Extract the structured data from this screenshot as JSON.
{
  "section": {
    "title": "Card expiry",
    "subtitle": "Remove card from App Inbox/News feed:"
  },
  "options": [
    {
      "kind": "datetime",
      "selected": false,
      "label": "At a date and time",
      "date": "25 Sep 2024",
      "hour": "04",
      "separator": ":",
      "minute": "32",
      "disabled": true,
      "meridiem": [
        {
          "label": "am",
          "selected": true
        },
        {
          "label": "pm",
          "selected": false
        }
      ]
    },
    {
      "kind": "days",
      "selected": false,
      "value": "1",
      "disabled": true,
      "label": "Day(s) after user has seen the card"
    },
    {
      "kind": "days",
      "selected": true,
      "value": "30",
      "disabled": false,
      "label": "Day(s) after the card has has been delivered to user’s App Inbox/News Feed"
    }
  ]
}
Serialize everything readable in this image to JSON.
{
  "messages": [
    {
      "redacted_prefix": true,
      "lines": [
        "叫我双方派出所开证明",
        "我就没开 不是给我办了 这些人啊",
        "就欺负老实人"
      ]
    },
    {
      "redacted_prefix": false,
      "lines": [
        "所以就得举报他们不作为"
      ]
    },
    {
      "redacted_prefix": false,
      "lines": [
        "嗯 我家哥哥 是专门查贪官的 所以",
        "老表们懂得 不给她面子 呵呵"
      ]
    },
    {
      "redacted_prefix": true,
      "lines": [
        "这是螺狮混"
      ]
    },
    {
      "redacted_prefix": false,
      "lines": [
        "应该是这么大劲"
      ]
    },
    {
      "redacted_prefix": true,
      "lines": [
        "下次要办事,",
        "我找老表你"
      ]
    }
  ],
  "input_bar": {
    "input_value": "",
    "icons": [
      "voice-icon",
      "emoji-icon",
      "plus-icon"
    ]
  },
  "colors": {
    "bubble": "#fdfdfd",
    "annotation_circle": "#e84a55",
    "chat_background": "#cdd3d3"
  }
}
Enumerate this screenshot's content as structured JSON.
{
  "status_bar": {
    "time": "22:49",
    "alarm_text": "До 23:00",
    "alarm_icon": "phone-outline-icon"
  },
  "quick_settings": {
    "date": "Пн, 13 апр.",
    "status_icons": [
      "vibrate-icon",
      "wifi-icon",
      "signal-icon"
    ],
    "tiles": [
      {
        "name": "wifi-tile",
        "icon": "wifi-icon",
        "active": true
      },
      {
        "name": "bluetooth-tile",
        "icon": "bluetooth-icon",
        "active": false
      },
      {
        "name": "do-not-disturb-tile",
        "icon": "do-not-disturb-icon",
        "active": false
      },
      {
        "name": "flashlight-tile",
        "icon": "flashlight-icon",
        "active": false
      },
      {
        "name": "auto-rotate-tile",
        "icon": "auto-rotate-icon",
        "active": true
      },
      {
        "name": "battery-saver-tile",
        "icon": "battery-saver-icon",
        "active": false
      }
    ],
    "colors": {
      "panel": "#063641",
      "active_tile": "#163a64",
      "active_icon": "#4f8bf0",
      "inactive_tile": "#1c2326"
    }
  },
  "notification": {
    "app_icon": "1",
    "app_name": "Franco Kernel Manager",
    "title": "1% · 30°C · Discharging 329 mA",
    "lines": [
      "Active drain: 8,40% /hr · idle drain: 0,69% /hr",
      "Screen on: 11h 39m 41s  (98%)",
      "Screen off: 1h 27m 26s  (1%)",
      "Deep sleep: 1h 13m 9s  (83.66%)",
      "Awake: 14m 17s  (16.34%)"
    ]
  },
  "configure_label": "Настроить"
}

◇ ◇ ◇ ◇

Extract every line containing the string "Inbox" from the material.

# [WORKED ANSWER]
    "subtitle": "Remove card from App Inbox/News feed:"
      "label": "Day(s) after the card has has been delivered to user’s App Inbox/News Feed"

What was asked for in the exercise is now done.